> **EXERCISE AIM**:
Below is the data. Give it again, complete and exact.

> **INPUT**:
* * *

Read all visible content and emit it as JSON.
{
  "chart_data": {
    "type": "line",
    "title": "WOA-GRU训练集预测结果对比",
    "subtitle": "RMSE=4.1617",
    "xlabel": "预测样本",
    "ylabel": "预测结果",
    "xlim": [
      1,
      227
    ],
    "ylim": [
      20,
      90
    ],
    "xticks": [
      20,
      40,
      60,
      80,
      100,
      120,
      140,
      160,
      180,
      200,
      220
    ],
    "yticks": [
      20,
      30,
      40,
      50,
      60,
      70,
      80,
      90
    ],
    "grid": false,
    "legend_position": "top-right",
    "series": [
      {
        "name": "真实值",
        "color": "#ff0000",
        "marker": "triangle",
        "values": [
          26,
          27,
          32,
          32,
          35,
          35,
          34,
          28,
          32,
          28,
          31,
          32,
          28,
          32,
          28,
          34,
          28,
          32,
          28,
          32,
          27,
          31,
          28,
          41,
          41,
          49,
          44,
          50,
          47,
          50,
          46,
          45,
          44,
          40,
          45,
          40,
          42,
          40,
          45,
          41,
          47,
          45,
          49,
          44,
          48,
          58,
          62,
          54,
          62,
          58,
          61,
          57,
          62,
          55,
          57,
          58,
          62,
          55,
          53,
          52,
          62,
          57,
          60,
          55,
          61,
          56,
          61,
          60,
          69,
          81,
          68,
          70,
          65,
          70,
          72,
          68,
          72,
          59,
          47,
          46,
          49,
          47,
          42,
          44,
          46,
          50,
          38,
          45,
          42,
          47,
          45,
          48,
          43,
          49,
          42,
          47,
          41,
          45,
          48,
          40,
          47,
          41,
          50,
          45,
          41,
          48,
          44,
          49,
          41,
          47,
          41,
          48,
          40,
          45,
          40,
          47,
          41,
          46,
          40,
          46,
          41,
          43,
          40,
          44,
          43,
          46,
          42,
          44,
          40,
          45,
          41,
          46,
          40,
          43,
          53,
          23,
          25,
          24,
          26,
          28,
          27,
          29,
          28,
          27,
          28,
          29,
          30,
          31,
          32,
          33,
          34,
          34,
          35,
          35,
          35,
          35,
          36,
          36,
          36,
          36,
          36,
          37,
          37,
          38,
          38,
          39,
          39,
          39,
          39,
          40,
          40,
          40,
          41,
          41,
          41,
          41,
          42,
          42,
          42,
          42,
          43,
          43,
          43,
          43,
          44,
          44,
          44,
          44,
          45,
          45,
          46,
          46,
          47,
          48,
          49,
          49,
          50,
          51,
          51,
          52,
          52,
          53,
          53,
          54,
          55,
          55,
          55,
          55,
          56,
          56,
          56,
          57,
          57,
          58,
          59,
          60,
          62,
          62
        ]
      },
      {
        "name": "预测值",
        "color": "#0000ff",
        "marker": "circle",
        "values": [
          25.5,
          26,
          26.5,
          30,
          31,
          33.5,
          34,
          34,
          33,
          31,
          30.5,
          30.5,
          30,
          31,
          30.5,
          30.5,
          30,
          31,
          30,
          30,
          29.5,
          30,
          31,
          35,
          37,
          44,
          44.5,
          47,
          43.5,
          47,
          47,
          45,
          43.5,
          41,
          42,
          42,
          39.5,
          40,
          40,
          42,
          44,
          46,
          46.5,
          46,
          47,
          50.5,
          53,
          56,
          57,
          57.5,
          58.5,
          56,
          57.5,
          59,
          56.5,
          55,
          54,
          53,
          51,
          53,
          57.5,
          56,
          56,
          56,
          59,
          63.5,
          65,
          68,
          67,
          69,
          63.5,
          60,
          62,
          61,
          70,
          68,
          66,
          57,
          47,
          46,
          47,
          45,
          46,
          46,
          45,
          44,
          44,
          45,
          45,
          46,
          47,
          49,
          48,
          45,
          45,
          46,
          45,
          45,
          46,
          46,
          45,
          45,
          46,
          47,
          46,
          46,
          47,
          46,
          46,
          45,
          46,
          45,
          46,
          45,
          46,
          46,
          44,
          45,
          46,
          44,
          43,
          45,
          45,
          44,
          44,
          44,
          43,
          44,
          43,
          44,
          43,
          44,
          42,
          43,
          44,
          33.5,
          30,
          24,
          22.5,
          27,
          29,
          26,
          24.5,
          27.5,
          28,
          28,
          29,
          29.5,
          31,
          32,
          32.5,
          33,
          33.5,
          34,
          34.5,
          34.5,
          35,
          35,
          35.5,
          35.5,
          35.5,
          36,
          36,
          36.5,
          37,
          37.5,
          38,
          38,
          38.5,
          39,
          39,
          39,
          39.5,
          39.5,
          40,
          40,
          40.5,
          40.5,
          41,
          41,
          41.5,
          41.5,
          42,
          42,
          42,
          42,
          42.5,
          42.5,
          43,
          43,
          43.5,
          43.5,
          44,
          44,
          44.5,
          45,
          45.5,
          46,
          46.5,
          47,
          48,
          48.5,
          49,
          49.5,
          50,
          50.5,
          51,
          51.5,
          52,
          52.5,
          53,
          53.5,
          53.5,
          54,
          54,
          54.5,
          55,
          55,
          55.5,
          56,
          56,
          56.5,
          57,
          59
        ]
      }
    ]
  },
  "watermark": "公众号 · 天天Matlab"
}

* * *

> **OUTPUT OF THE TASK**:
Read all visible content and emit it as JSON.
{
  "chart_data": {
    "type": "line",
    "title": "WOA-GRU训练集预测结果对比",
    "subtitle": "RMSE=4.1617",
    "xlabel": "预测样本",
    "ylabel": "预测结果",
    "xlim": [
      1,
      227
    ],
    "ylim": [
      20,
      90
    ],
    "xticks": [
      20,
      40,
      60,
      80,
      100,
      120,
      140,
      160,
      180,
      200,
      220
    ],
    "yticks": [
      20,
      30,
      40,
      50,
      60,
      70,
      80,
      90
    ],
    "grid": false,
    "legend_position": "top-right",
    "series": [
      {
        "name": "真实值",
        "color": "#ff0000",
        "marker": "triangle",
        "values": [
          26,
          27,
          32,
          32,
          35,
          35,
          34,
          28,
          32,
          28,
          31,
          32,
          28,
          32,
          28,
          34,
          28,
          32,
          28,
          32,
          27,
          31,
          28,
          41,
          41,
          49,
          44,
          50,
          47,
          50,
          46,
          45,
          44,
          40,
          45,
          40,
          42,
          40,
          45,
          41,
          47,
          45,
          49,
          44,
          48,
          58,
          62,
          54,
          62,
          58,
          61,
          57,
          62,
          55,
          57,
          58,
          62,
          55,
          53,
          52,
          62,
          57,
          60,
          55,
          61,
          56,
          61,
          60,
          69,
          81,
          68,
          70,
          65,
          70,
          72,
          68,
          72,
          59,
          47,
          46,
          49,
          47,
          42,
          44,
          46,
          50,
          38,
          45,
          42,
          47,
          45,
          48,
          43,
          49,
          42,
          47,
          41,
          45,
          48,
          40,
          47,
          41,
          50,
          45,
          41,
          48,
          44,
          49,
          41,
          47,
          41,
          48,
          40,
          45,
          40,
          47,
          41,
          46,
          40,
          46,
          41,
          43,
          40,
          44,
          43,
          46,
          42,
          44,
          40,
          45,
          41,
          46,
          40,
          43,
          53,
          23,
          25,
          24,
          26,
          28,
          27,
          29,
          28,
          27,
          28,
          29,
          30,
          31,
          32,
          33,
          34,
          34,
          35,
          35,
          35,
          35,
          36,
          36,
          36,
          36,
          36,
          37,
          37,
          38,
          38,
          39,
          39,
          39,
          39,
          40,
          40,
          40,
          41,
          41,
          41,
          41,
          42,
          42,
          42,
          42,
          43,
          43,
          43,
          43,
          44,
          44,
          44,
          44,
          45,
          45,
          46,
          46,
          47,
          48,
          49,
          49,
          50,
          51,
          51,
          52,
          52,
          53,
          53,
          54,
          55,
          55,
          55,
          55,
          56,
          56,
          56,
          57,
          57,
          58,
          59,
          60,
          62,
          62
        ]
      },
      {
        "name": "预测值",
        "color": "#0000ff",
        "marker": "circle",
        "values": [
          25.5,
          26,
          26.5,
          30,
          31,
          33.5,
          34,
          34,
          33,
          31,
          30.5,
          30.5,
          30,
          31,
          30.5,
          30.5,
          30,
          31,
          30,
          30,
          29.5,
          30,
          31,
          35,
          37,
          44,
          44.5,
          47,
          43.5,
          47,
          47,
          45,
          43.5,
          41,
          42,
          42,
          39.5,
          40,
          40,
          42,
          44,
          46,
          46.5,
          46,
          47,
          50.5,
          53,
          56,
          57,
          57.5,
          58.5,
          56,
          57.5,
          59,
          56.5,
          55,
          54,
          53,
          51,
          53,
          57.5,
          56,
          56,
          56,
          59,
          63.5,
          65,
          68,
          67,
          69,
          63.5,
          60,
          62,
          61,
          70,
          68,
          66,
          57,
          47,
          46,
          47,
          45,
          46,
          46,
          45,
          44,
          44,
          45,
          45,
          46,
          47,
          49,
          48,
          45,
          45,
          46,
          45,
          45,
          46,
          46,
          45,
          45,
          46,
          47,
          46,
          46,
          47,
          46,
          46,
          45,
          46,
          45,
          46,
          45,
          46,
          46,
          44,
          45,
          46,
          44,
          43,
          45,
          45,
          44,
          44,
          44,
          43,
          44,
          43,
          44,
          43,
          44,
          42,
          43,
          44,
          33.5,
          30,
          24,
          22.5,
          27,
          29,
          26,
          24.5,
          27.5,
          28,
          28,
          29,
          29.5,
          31,
          32,
          32.5,
          33,
          33.5,
          34,
          34.5,
          34.5,
          35,
          35,
          35.5,
          35.5,
          35.5,
          36,
          36,
          36.5,
          37,
          37.5,
          38,
          38,
          38.5,
          39,
          39,
          39,
          39.5,
          39.5,
          40,
          40,
          40.5,
          40.5,
          41,
          41,
          41.5,
          41.5,
          42,
          42,
          42,
          42,
          42.5,
          42.5,
          43,
          43,
          43.5,
          43.5,
          44,
          44,
          44.5,
          45,
          45.5,
          46,
          46.5,
          47,
          48,
          48.5,
          49,
          49.5,
          50,
          50.5,
          51,
          51.5,
          52,
          52.5,
          53,
          53.5,
          53.5,
          54,
          54,
          54.5,
          55,
          55,
          55.5,
          56,
          56,
          56.5,
          57,
          59
        ]
      }
    ]
  },
  "watermark": "公众号 · 天天Matlab"
}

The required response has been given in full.